* **WHAT YOU HAVE TO DO**: Look through the lines below and extract each one that contains "dernier".
*****
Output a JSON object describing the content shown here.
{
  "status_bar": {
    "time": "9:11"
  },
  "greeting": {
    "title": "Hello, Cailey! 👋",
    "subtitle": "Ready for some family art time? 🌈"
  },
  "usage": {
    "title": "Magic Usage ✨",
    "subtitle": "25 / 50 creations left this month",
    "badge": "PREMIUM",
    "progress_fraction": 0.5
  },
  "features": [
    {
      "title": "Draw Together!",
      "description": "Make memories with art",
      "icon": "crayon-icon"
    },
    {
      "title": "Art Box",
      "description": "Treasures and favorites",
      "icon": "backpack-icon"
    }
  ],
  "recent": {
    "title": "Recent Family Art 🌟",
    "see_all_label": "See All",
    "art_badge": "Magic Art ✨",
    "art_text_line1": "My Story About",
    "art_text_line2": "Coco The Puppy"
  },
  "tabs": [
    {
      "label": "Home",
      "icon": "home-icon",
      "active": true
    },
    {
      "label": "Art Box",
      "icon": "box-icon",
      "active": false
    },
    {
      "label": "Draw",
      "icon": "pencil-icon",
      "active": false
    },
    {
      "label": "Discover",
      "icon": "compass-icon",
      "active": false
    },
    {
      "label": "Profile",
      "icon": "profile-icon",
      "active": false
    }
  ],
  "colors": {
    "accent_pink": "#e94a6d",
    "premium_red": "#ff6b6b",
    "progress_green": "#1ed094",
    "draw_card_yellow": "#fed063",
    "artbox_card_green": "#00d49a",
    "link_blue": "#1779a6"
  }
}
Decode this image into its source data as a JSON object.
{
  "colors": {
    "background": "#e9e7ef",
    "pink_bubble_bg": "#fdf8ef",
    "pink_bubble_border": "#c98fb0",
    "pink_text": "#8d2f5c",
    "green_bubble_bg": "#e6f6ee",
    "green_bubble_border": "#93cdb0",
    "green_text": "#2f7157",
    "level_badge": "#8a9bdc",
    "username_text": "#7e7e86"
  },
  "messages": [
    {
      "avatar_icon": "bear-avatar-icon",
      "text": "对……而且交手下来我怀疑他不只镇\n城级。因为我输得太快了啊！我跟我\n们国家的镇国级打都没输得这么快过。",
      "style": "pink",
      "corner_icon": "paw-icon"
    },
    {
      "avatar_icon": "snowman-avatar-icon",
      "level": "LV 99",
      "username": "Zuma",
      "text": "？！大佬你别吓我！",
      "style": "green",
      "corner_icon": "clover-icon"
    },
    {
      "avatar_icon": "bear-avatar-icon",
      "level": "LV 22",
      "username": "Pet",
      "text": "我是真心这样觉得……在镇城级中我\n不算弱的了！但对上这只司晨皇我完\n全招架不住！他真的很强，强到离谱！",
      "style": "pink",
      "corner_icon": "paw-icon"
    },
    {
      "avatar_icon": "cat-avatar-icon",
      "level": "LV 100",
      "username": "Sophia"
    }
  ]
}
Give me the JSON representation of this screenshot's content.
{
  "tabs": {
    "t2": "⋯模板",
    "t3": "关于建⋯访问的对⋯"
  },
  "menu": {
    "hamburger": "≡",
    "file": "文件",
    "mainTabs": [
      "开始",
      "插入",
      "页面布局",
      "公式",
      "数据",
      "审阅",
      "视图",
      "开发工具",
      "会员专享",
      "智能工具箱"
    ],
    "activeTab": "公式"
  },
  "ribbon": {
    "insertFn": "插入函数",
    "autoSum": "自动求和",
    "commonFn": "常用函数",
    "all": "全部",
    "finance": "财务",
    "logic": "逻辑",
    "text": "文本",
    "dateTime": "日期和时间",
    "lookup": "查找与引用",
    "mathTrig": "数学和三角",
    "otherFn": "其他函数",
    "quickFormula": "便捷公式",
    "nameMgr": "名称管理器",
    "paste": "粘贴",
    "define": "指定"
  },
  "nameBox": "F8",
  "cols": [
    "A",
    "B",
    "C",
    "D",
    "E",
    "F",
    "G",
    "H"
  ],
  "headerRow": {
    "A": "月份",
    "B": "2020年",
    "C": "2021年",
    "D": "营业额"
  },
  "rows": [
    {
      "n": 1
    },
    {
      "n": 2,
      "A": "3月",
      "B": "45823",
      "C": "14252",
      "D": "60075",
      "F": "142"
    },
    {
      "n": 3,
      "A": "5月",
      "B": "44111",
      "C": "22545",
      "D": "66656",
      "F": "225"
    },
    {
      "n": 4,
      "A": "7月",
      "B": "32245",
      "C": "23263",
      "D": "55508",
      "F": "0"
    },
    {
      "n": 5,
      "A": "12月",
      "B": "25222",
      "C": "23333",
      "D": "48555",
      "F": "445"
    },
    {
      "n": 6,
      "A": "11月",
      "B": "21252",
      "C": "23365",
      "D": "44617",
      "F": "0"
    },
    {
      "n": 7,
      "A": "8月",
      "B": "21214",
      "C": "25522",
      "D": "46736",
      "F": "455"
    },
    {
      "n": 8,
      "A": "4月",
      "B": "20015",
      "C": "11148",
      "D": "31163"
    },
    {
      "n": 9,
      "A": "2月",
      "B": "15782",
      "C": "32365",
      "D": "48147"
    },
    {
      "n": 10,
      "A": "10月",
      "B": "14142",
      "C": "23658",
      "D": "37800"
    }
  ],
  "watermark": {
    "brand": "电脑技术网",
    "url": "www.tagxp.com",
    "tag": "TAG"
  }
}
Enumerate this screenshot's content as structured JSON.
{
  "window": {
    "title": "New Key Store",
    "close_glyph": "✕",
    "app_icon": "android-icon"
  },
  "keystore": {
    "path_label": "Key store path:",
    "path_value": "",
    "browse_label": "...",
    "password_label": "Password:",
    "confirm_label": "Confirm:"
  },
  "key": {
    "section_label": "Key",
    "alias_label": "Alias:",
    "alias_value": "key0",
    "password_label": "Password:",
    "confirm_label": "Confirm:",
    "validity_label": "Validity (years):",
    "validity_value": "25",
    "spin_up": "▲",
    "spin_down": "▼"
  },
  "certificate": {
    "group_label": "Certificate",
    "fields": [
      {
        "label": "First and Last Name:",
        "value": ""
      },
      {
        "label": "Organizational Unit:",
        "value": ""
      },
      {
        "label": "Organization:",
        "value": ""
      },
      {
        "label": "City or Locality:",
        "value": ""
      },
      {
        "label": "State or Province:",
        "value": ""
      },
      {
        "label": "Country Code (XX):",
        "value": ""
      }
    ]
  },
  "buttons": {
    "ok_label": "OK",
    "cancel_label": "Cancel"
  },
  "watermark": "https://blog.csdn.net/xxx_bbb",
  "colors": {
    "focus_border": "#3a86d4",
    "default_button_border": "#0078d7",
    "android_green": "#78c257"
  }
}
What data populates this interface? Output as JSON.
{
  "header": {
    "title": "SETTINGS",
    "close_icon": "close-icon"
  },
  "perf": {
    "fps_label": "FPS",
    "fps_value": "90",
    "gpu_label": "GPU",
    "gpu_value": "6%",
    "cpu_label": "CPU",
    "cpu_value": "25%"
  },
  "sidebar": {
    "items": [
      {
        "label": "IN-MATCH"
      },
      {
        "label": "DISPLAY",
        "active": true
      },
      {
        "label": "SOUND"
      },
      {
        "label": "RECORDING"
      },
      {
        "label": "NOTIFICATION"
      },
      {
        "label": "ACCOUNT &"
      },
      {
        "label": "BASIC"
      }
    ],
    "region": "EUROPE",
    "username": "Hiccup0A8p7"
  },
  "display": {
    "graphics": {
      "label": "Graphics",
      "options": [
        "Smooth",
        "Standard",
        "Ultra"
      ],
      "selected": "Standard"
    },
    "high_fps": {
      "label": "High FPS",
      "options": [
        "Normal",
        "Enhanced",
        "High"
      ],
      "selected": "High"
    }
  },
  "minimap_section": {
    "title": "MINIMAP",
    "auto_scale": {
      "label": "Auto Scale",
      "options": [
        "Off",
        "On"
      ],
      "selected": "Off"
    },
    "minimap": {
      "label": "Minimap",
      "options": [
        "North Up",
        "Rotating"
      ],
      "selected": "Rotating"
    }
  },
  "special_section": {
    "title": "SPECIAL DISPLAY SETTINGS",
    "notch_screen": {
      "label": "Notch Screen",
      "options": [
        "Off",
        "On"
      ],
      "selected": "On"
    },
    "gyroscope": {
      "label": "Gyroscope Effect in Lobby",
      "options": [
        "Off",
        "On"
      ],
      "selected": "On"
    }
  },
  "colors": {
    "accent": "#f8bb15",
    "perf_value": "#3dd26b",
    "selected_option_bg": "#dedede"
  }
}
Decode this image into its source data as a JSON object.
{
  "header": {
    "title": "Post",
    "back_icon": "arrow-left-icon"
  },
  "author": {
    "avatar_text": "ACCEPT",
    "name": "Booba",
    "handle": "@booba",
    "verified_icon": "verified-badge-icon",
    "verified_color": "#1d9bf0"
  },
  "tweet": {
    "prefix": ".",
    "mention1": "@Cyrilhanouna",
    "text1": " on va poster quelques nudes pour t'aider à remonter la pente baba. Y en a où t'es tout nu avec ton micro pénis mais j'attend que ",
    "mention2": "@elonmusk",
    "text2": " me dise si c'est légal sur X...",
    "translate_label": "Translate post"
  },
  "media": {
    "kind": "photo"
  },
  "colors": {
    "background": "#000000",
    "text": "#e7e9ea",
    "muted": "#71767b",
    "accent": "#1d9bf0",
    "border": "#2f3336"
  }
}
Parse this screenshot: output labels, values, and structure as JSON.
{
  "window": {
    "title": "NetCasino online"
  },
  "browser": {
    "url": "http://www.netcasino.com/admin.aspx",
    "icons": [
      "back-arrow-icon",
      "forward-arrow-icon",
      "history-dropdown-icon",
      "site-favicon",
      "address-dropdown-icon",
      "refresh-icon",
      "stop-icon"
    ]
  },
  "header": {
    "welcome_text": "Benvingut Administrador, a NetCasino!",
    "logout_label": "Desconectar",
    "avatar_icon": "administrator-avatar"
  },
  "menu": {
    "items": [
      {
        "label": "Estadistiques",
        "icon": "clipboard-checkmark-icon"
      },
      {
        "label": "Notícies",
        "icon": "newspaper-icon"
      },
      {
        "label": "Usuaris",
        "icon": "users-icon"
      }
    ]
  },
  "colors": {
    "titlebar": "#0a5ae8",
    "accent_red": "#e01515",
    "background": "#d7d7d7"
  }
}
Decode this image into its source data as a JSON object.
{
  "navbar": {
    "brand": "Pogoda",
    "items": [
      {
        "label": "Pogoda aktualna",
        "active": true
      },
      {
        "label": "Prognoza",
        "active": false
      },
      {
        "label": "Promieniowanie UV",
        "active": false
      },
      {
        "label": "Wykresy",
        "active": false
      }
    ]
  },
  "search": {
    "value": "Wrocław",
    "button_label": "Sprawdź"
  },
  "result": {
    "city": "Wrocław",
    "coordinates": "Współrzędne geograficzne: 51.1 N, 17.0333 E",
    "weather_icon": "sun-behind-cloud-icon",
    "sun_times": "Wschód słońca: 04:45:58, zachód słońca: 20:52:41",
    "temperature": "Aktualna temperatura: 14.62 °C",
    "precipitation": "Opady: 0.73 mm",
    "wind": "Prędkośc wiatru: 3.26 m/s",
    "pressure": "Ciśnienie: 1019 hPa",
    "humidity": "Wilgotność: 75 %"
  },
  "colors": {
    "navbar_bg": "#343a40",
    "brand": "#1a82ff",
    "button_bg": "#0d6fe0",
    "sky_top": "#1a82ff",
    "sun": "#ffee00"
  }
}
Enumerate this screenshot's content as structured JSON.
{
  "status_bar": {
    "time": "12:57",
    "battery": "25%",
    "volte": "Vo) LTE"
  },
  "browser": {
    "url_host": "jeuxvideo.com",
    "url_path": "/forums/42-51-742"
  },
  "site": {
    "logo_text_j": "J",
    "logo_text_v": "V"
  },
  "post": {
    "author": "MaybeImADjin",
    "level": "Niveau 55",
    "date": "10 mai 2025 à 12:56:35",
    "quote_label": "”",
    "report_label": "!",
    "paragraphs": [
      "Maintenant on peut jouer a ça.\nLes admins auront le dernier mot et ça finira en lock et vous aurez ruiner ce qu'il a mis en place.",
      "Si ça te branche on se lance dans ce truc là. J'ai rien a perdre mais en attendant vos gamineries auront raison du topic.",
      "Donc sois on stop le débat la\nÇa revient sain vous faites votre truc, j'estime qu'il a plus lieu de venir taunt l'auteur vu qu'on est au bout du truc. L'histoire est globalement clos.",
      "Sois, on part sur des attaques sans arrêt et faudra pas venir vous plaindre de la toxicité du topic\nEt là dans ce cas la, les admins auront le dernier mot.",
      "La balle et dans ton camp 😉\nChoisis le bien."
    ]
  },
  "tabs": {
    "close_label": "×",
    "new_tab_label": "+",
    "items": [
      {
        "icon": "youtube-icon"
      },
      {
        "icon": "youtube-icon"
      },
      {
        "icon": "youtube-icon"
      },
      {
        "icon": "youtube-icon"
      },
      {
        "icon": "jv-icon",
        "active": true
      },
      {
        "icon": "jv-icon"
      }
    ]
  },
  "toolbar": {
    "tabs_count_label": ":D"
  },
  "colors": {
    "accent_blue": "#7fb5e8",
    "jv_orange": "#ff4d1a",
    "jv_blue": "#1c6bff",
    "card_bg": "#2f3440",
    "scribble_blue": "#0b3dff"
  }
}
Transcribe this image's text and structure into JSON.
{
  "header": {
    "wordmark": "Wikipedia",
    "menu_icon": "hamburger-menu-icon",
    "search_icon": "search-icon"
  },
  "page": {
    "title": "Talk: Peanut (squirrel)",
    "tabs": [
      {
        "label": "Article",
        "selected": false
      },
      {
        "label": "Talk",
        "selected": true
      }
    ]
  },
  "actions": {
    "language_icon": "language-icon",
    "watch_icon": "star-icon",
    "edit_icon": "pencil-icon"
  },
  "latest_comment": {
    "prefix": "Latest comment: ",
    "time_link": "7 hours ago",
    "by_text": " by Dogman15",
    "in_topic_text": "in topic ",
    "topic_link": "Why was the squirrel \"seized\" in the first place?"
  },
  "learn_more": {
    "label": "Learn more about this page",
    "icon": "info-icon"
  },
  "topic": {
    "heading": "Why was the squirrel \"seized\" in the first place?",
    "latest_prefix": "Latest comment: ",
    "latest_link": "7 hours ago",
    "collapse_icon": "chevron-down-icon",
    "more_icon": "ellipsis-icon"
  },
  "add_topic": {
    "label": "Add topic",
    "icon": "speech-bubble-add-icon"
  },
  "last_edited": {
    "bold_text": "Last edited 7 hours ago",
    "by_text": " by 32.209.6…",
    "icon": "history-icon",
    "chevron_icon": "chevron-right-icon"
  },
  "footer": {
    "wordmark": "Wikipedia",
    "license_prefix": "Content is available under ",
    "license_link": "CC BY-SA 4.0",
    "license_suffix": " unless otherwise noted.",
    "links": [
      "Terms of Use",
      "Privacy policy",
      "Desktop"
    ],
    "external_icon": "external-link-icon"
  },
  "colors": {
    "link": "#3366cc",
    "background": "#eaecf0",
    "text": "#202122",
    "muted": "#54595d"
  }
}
*****
* **RESPONSE TO THE TASK**:
      "Maintenant on peut jouer a ça.\nLes admins auront le dernier mot et ça finira en lock et vous aurez ruiner ce qu'il a mis en place.",
      "Sois, on part sur des attaques sans arrêt et faudra pas venir vous plaindre de la toxicité du topic\nEt là dans ce cas la, les admins auront le dernier mot.",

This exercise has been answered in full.